- **WHAT YOU WILL DO**: Write the material out again in full, exactly.

■ ■ ■ ■ ■ ■ ■

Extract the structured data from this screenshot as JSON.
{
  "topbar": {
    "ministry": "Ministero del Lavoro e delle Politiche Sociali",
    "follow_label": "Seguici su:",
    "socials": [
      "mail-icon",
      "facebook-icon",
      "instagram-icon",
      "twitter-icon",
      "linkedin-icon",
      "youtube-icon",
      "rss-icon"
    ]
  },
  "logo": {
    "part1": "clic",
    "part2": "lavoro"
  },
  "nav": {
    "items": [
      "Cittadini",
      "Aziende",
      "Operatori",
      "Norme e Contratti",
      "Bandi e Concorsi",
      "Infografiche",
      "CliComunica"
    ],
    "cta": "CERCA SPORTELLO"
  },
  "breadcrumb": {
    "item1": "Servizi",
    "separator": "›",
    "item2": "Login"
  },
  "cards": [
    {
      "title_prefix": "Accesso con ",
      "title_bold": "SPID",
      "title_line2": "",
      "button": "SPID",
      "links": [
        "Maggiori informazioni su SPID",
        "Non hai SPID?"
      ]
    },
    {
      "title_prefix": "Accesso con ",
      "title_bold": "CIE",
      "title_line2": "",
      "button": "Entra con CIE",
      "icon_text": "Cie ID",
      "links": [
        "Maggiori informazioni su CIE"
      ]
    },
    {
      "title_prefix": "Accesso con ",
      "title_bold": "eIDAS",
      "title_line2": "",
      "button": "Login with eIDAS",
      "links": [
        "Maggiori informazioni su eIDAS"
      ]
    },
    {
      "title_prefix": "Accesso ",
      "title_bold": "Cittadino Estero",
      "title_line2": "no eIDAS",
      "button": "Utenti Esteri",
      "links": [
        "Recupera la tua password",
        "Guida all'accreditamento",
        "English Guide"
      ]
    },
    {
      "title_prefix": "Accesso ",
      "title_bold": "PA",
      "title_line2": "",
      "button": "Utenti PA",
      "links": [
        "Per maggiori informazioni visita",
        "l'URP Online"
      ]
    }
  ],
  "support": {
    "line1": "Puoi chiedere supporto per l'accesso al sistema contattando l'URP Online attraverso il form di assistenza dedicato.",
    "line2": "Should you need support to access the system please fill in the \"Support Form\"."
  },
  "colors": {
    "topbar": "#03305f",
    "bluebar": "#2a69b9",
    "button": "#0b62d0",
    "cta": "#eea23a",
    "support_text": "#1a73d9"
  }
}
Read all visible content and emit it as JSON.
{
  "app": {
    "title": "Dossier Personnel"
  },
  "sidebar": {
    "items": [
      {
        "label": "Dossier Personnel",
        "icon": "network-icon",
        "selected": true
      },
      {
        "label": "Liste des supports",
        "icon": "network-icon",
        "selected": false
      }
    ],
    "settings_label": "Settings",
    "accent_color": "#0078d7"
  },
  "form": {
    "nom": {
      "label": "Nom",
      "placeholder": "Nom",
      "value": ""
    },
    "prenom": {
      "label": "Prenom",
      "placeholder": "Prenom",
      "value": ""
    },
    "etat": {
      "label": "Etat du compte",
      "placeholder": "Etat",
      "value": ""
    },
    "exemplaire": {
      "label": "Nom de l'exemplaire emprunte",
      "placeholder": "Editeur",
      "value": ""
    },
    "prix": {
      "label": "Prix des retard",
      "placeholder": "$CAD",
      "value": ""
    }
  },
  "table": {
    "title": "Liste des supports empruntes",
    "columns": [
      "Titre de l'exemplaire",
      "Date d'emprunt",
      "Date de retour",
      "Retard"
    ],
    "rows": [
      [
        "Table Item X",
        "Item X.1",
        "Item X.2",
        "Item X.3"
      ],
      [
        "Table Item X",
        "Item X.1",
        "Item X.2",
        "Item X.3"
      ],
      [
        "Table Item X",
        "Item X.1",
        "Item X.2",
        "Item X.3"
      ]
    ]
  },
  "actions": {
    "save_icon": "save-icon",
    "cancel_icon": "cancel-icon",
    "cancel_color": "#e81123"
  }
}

■ ■ ■ ■ ■ ■ ■

- **WRITTEN REPLY**:
Extract the structured data from this screenshot as JSON.
{
  "topbar": {
    "ministry": "Ministero del Lavoro e delle Politiche Sociali",
    "follow_label": "Seguici su:",
    "socials": [
      "mail-icon",
      "facebook-icon",
      "instagram-icon",
      "twitter-icon",
      "linkedin-icon",
      "youtube-icon",
      "rss-icon"
    ]
  },
  "logo": {
    "part1": "clic",
    "part2": "lavoro"
  },
  "nav": {
    "items": [
      "Cittadini",
      "Aziende",
      "Operatori",
      "Norme e Contratti",
      "Bandi e Concorsi",
      "Infografiche",
      "CliComunica"
    ],
    "cta": "CERCA SPORTELLO"
  },
  "breadcrumb": {
    "item1": "Servizi",
    "separator": "›",
    "item2": "Login"
  },
  "cards": [
    {
      "title_prefix": "Accesso con ",
      "title_bold": "SPID",
      "title_line2": "",
      "button": "SPID",
      "links": [
        "Maggiori informazioni su SPID",
        "Non hai SPID?"
      ]
    },
    {
      "title_prefix": "Accesso con ",
      "title_bold": "CIE",
      "title_line2": "",
      "button": "Entra con CIE",
      "icon_text": "Cie ID",
      "links": [
        "Maggiori informazioni su CIE"
      ]
    },
    {
      "title_prefix": "Accesso con ",
      "title_bold": "eIDAS",
      "title_line2": "",
      "button": "Login with eIDAS",
      "links": [
        "Maggiori informazioni su eIDAS"
      ]
    },
    {
      "title_prefix": "Accesso ",
      "title_bold": "Cittadino Estero",
      "title_line2": "no eIDAS",
      "button": "Utenti Esteri",
      "links": [
        "Recupera la tua password",
        "Guida all'accreditamento",
        "English Guide"
      ]
    },
    {
      "title_prefix": "Accesso ",
      "title_bold": "PA",
      "title_line2": "",
      "button": "Utenti PA",
      "links": [
        "Per maggiori informazioni visita",
        "l'URP Online"
      ]
    }
  ],
  "support": {
    "line1": "Puoi chiedere supporto per l'accesso al sistema contattando l'URP Online attraverso il form di assistenza dedicato.",
    "line2": "Should you need support to access the system please fill in the \"Support Form\"."
  },
  "colors": {
    "topbar": "#03305f",
    "bluebar": "#2a69b9",
    "button": "#0b62d0",
    "cta": "#eea23a",
    "support_text": "#1a73d9"
  }
}
Read all visible content and emit it as JSON.
{
  "app": {
    "title": "Dossier Personnel"
  },
  "sidebar": {
    "items": [
      {
        "label": "Dossier Personnel",
        "icon": "network-icon",
        "selected": true
      },
      {
        "label": "Liste des supports",
        "icon": "network-icon",
        "selected": false
      }
    ],
    "settings_label": "Settings",
    "accent_color": "#0078d7"
  },
  "form": {
    "nom": {
      "label": "Nom",
      "placeholder": "Nom",
      "value": ""
    },
    "prenom": {
      "label": "Prenom",
      "placeholder": "Prenom",
      "value": ""
    },
    "etat": {
      "label": "Etat du compte",
      "placeholder": "Etat",
      "value": ""
    },
    "exemplaire": {
      "label": "Nom de l'exemplaire emprunte",
      "placeholder": "Editeur",
      "value": ""
    },
    "prix": {
      "label": "Prix des retard",
      "placeholder": "$CAD",
      "value": ""
    }
  },
  "table": {
    "title": "Liste des supports empruntes",
    "columns": [
      "Titre de l'exemplaire",
      "Date d'emprunt",
      "Date de retour",
      "Retard"
    ],
    "rows": [
      [
        "Table Item X",
        "Item X.1",
        "Item X.2",
        "Item X.3"
      ],
      [
        "Table Item X",
        "Item X.1",
        "Item X.2",
        "Item X.3"
      ],
      [
        "Table Item X",
        "Item X.1",
        "Item X.2",
        "Item X.3"
      ]
    ]
  },
  "actions": {
    "save_icon": "save-icon",
    "cancel_icon": "cancel-icon",
    "cancel_color": "#e81123"
  }
}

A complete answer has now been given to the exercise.